WRITTEN REQUEST | Give the number of lines that include the string "ANALYSIS", nothing more.

DATA TO USE |
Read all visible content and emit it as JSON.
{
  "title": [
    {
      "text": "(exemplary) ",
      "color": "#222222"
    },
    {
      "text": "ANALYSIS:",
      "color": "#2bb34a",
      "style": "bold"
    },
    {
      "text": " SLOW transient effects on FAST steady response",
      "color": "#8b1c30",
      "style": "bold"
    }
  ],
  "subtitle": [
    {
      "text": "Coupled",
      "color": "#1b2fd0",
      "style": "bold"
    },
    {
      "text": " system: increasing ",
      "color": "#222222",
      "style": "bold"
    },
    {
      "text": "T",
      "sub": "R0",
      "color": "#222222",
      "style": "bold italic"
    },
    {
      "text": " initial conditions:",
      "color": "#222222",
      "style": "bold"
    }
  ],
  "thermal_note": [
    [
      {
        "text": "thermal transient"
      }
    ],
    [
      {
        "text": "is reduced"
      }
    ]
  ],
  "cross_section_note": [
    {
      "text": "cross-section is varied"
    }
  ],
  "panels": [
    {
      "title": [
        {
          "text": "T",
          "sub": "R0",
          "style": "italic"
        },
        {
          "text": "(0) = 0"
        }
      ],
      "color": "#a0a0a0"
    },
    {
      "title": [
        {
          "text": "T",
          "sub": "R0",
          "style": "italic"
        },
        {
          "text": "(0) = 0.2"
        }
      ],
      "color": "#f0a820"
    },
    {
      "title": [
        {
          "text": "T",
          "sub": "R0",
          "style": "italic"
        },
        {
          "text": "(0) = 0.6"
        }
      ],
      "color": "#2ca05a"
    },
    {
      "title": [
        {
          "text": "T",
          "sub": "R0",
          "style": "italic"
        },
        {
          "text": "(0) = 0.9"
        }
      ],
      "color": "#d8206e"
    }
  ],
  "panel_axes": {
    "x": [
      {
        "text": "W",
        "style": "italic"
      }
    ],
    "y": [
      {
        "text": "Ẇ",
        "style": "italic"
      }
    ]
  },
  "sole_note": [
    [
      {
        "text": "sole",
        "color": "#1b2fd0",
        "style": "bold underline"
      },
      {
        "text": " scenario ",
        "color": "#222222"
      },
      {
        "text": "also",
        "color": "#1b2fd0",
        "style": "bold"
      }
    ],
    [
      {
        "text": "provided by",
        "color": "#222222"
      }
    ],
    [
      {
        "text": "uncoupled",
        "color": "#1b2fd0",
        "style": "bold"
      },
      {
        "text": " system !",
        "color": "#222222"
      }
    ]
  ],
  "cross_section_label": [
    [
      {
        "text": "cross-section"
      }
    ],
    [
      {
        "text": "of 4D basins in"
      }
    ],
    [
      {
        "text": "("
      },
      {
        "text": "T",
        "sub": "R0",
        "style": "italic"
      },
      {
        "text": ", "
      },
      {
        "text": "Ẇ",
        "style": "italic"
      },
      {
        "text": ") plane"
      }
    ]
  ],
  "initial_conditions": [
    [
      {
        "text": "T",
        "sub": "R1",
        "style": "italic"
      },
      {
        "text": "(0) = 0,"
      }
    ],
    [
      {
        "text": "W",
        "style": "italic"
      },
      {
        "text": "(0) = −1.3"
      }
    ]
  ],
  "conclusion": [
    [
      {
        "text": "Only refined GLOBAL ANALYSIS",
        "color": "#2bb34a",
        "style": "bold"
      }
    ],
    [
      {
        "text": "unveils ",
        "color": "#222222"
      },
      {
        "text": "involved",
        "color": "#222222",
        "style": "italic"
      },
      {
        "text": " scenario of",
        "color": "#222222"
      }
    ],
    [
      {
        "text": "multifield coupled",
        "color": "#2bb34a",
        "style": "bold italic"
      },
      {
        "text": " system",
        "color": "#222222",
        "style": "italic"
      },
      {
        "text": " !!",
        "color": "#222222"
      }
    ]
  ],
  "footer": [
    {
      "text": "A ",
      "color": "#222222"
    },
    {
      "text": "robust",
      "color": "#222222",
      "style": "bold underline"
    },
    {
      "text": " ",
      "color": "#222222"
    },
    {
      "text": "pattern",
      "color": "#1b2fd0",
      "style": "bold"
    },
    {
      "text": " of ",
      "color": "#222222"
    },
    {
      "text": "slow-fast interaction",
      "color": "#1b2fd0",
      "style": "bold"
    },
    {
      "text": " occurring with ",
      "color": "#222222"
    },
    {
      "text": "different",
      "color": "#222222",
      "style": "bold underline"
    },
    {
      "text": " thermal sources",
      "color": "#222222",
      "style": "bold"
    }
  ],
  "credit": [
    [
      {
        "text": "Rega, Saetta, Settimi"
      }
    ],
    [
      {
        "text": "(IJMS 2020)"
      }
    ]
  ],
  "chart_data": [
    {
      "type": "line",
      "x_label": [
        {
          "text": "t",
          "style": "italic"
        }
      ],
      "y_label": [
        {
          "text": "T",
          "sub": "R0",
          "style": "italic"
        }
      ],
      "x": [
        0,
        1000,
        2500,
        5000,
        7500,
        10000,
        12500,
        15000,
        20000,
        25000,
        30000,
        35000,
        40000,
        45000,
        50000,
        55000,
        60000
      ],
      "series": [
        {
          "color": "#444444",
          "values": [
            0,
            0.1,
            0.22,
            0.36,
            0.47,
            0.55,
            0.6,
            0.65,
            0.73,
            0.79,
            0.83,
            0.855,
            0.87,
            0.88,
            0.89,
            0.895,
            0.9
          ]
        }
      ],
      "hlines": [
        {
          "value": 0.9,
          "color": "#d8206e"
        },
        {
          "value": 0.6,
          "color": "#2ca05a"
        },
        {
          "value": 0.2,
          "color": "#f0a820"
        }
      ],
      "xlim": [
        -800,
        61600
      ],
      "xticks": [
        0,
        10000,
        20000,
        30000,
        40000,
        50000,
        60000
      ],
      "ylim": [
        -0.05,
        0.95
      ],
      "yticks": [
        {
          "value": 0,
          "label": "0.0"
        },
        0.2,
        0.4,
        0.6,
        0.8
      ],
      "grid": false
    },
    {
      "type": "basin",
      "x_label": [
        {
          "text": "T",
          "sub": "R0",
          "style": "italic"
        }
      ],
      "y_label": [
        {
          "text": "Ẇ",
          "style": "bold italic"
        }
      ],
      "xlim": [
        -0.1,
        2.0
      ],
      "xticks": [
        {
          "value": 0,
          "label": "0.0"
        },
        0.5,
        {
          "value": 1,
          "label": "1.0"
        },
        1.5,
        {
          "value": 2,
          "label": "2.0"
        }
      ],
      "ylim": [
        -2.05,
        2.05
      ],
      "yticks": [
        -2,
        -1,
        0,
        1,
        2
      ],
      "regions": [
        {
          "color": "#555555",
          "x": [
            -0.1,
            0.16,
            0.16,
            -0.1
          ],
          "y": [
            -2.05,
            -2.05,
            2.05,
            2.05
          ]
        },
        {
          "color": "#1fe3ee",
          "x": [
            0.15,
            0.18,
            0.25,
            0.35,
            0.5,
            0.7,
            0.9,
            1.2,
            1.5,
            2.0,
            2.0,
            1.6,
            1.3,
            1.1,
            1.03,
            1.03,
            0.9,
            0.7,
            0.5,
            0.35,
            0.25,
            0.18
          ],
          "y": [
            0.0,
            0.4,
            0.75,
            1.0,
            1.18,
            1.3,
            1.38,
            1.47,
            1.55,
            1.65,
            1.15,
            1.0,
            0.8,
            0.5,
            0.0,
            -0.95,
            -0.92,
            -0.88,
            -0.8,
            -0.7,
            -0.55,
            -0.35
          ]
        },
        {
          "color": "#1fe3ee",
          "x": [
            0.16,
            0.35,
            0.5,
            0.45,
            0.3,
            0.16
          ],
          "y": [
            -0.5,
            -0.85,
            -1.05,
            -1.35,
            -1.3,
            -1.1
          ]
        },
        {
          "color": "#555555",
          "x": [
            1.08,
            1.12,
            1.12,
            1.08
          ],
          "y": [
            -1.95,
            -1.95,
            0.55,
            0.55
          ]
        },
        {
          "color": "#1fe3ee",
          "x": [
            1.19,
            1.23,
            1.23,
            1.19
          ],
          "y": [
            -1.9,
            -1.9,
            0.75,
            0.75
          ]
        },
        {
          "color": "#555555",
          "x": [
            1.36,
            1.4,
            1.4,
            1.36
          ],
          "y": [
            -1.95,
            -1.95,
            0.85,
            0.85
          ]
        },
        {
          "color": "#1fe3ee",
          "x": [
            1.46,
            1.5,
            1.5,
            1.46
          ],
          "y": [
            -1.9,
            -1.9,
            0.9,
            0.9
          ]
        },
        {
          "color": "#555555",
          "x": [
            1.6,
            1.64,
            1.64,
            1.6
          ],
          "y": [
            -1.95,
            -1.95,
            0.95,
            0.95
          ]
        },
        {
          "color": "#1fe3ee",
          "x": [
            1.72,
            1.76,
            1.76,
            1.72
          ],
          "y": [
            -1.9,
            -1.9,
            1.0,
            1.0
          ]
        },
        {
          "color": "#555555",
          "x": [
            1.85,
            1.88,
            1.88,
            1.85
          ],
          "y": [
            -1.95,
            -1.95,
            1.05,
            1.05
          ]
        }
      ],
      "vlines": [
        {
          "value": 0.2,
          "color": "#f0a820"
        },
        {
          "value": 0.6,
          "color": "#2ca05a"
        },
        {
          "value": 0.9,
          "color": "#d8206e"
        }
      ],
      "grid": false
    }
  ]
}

EXERCISE OUTPUT | 2